§ **Written task**: Retype the data that follows line by line, exactly, and leave its pictures out.

§ **Data entries**:
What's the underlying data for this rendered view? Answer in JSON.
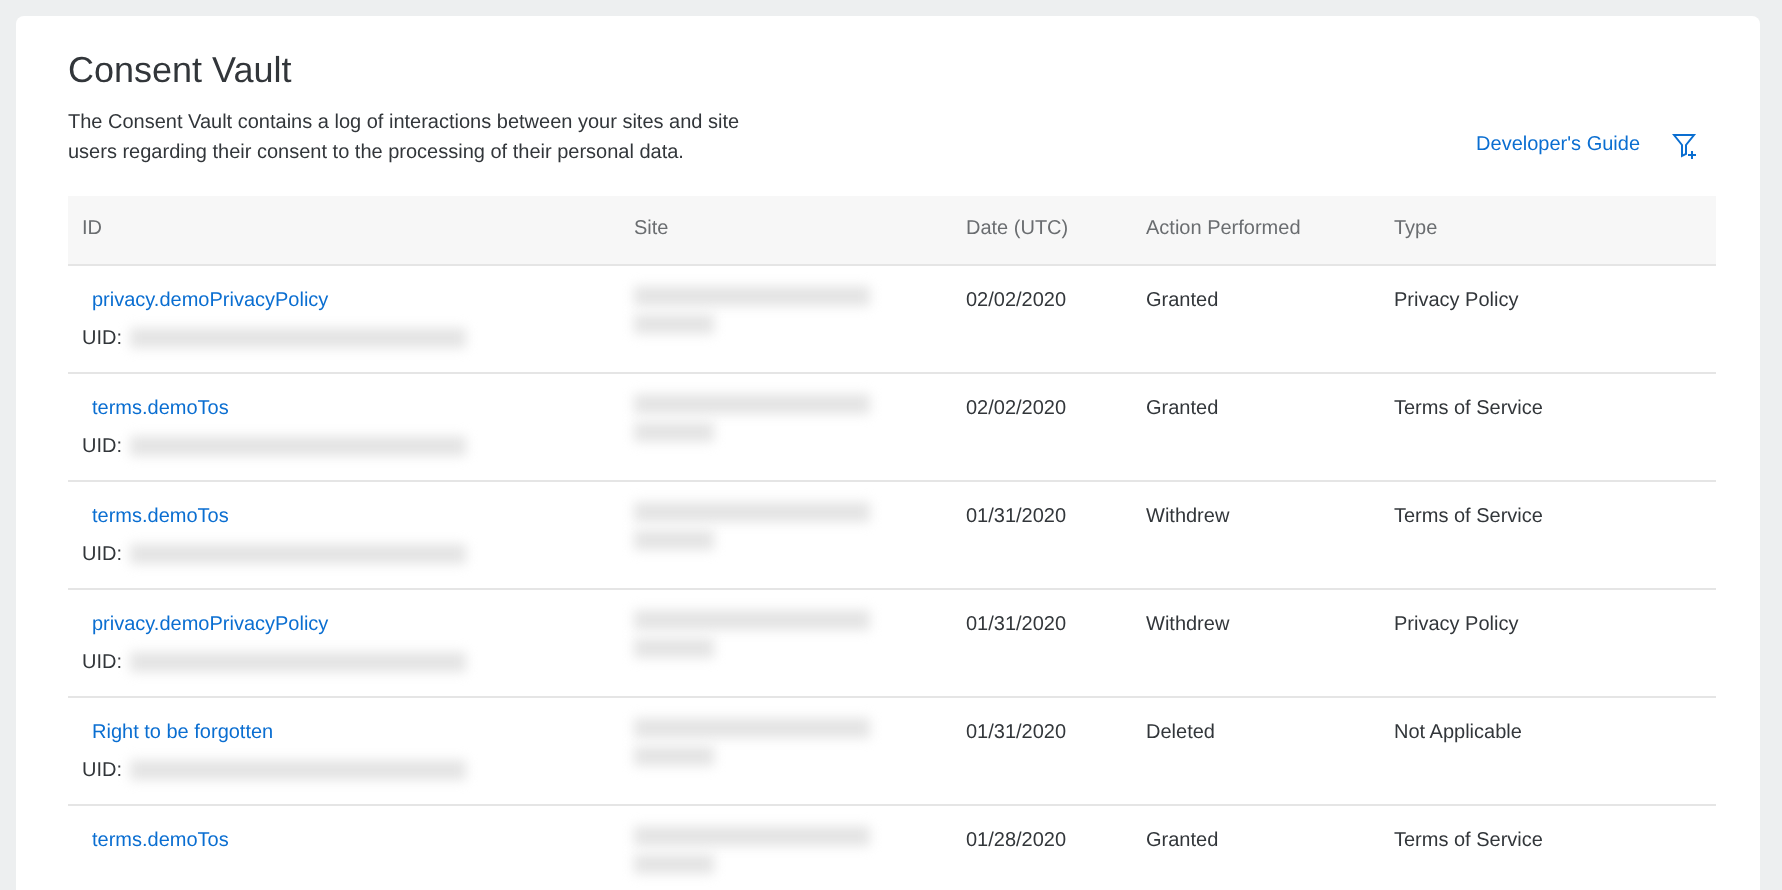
{
  "page": {
    "title": "Consent Vault",
    "description": "The Consent Vault contains a log of interactions between your sites and site users regarding their consent to the processing of their personal data.",
    "guide_link": "Developer's Guide"
  },
  "table": {
    "columns": [
      "ID",
      "Site",
      "Date (UTC)",
      "Action Performed",
      "Type"
    ],
    "rows": [
      {
        "id": "privacy.demoPrivacyPolicy",
        "uid_label": "UID:",
        "date": "02/02/2020",
        "action": "Granted",
        "type": "Privacy Policy"
      },
      {
        "id": "terms.demoTos",
        "uid_label": "UID:",
        "date": "02/02/2020",
        "action": "Granted",
        "type": "Terms of Service"
      },
      {
        "id": "terms.demoTos",
        "uid_label": "UID:",
        "date": "01/31/2020",
        "action": "Withdrew",
        "type": "Terms of Service"
      },
      {
        "id": "privacy.demoPrivacyPolicy",
        "uid_label": "UID:",
        "date": "01/31/2020",
        "action": "Withdrew",
        "type": "Privacy Policy"
      },
      {
        "id": "Right to be forgotten",
        "uid_label": "UID:",
        "date": "01/31/2020",
        "action": "Deleted",
        "type": "Not Applicable"
      },
      {
        "id": "terms.demoTos",
        "date": "01/28/2020",
        "action": "Granted",
        "type": "Terms of Service"
      }
    ]
  }
}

§ **Written reply**:
What's the underlying data for this rendered view? Answer in JSON.
{
  "page": {
    "title": "Consent Vault",
    "description": "The Consent Vault contains a log of interactions between your sites and site users regarding their consent to the processing of their personal data.",
    "guide_link": "Developer's Guide"
  },
  "table": {
    "columns": [
      "ID",
      "Site",
      "Date (UTC)",
      "Action Performed",
      "Type"
    ],
    "rows": [
      {
        "id": "privacy.demoPrivacyPolicy",
        "uid_label": "UID:",
        "date": "02/02/2020",
        "action": "Granted",
        "type": "Privacy Policy"
      },
      {
        "id": "terms.demoTos",
        "uid_label": "UID:",
        "date": "02/02/2020",
        "action": "Granted",
        "type": "Terms of Service"
      },
      {
        "id": "terms.demoTos",
        "uid_label": "UID:",
        "date": "01/31/2020",
        "action": "Withdrew",
        "type": "Terms of Service"
      },
      {
        "id": "privacy.demoPrivacyPolicy",
        "uid_label": "UID:",
        "date": "01/31/2020",
        "action": "Withdrew",
        "type": "Privacy Policy"
      },
      {
        "id": "Right to be forgotten",
        "uid_label": "UID:",
        "date": "01/31/2020",
        "action": "Deleted",
        "type": "Not Applicable"
      },
      {
        "id": "terms.demoTos",
        "date": "01/28/2020",
        "action": "Granted",
        "type": "Terms of Service"
      }
    ]
  }
}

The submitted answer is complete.